-- start --
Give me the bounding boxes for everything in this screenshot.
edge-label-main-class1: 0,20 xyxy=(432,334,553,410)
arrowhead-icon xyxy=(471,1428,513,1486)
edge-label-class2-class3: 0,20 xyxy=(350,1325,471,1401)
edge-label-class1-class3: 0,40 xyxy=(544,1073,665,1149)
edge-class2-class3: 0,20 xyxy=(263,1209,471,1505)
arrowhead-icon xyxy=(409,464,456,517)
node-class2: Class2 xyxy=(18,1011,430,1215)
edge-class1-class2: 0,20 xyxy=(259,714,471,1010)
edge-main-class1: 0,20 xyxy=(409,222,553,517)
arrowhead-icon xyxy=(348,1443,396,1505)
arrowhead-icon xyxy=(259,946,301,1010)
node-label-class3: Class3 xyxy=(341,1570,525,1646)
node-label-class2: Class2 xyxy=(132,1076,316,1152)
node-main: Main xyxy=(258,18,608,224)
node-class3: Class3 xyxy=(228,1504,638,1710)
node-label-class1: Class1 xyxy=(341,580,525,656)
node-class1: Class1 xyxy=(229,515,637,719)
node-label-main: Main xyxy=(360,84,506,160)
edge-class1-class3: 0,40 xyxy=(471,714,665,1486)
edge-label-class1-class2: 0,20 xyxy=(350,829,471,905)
-- end --
▶ REQUIRED WORK
Copy all of the lines above word for word.

▶ RESULT FOR THIS TASK
Give me the bounding boxes for everything in this screenshot.
edge-label-main-class1: 0,20 xyxy=(432,334,553,410)
arrowhead-icon xyxy=(471,1428,513,1486)
edge-label-class2-class3: 0,20 xyxy=(350,1325,471,1401)
edge-label-class1-class3: 0,40 xyxy=(544,1073,665,1149)
edge-class2-class3: 0,20 xyxy=(263,1209,471,1505)
arrowhead-icon xyxy=(409,464,456,517)
node-class2: Class2 xyxy=(18,1011,430,1215)
edge-class1-class2: 0,20 xyxy=(259,714,471,1010)
edge-main-class1: 0,20 xyxy=(409,222,553,517)
arrowhead-icon xyxy=(348,1443,396,1505)
arrowhead-icon xyxy=(259,946,301,1010)
node-label-class3: Class3 xyxy=(341,1570,525,1646)
node-label-class2: Class2 xyxy=(132,1076,316,1152)
node-main: Main xyxy=(258,18,608,224)
node-class3: Class3 xyxy=(228,1504,638,1710)
node-label-class1: Class1 xyxy=(341,580,525,656)
node-class1: Class1 xyxy=(229,515,637,719)
node-label-main: Main xyxy=(360,84,506,160)
edge-class1-class3: 0,40 xyxy=(471,714,665,1486)
edge-label-class1-class2: 0,20 xyxy=(350,829,471,905)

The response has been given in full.